• _Data extract_:
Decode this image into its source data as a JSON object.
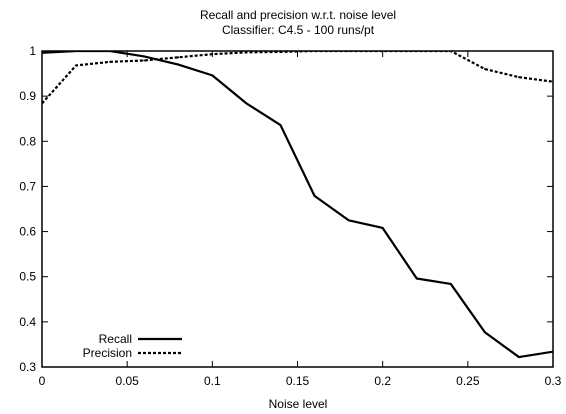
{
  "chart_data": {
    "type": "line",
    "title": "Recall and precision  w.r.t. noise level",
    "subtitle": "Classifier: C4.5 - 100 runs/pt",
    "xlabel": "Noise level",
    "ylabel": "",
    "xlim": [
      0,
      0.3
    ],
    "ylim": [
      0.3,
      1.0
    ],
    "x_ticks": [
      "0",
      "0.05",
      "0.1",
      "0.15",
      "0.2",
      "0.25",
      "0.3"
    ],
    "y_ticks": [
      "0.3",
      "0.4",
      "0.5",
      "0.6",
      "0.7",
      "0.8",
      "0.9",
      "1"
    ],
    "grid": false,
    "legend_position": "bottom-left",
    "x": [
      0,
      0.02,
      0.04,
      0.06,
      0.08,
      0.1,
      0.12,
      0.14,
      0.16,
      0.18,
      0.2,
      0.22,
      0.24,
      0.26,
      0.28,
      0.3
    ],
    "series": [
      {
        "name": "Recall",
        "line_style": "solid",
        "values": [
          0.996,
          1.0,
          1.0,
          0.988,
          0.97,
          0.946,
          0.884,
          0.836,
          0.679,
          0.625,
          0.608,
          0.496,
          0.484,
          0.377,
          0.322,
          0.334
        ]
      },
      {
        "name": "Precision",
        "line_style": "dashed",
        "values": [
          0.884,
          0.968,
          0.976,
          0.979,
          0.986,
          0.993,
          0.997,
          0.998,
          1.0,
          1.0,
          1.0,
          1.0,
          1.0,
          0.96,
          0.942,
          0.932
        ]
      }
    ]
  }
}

• _Short problem_: Among the entries above, identify all lines with "Recall" and copy them.

• _Written answer_:
    "title": "Recall and precision  w.r.t. noise level",
        "name": "Recall",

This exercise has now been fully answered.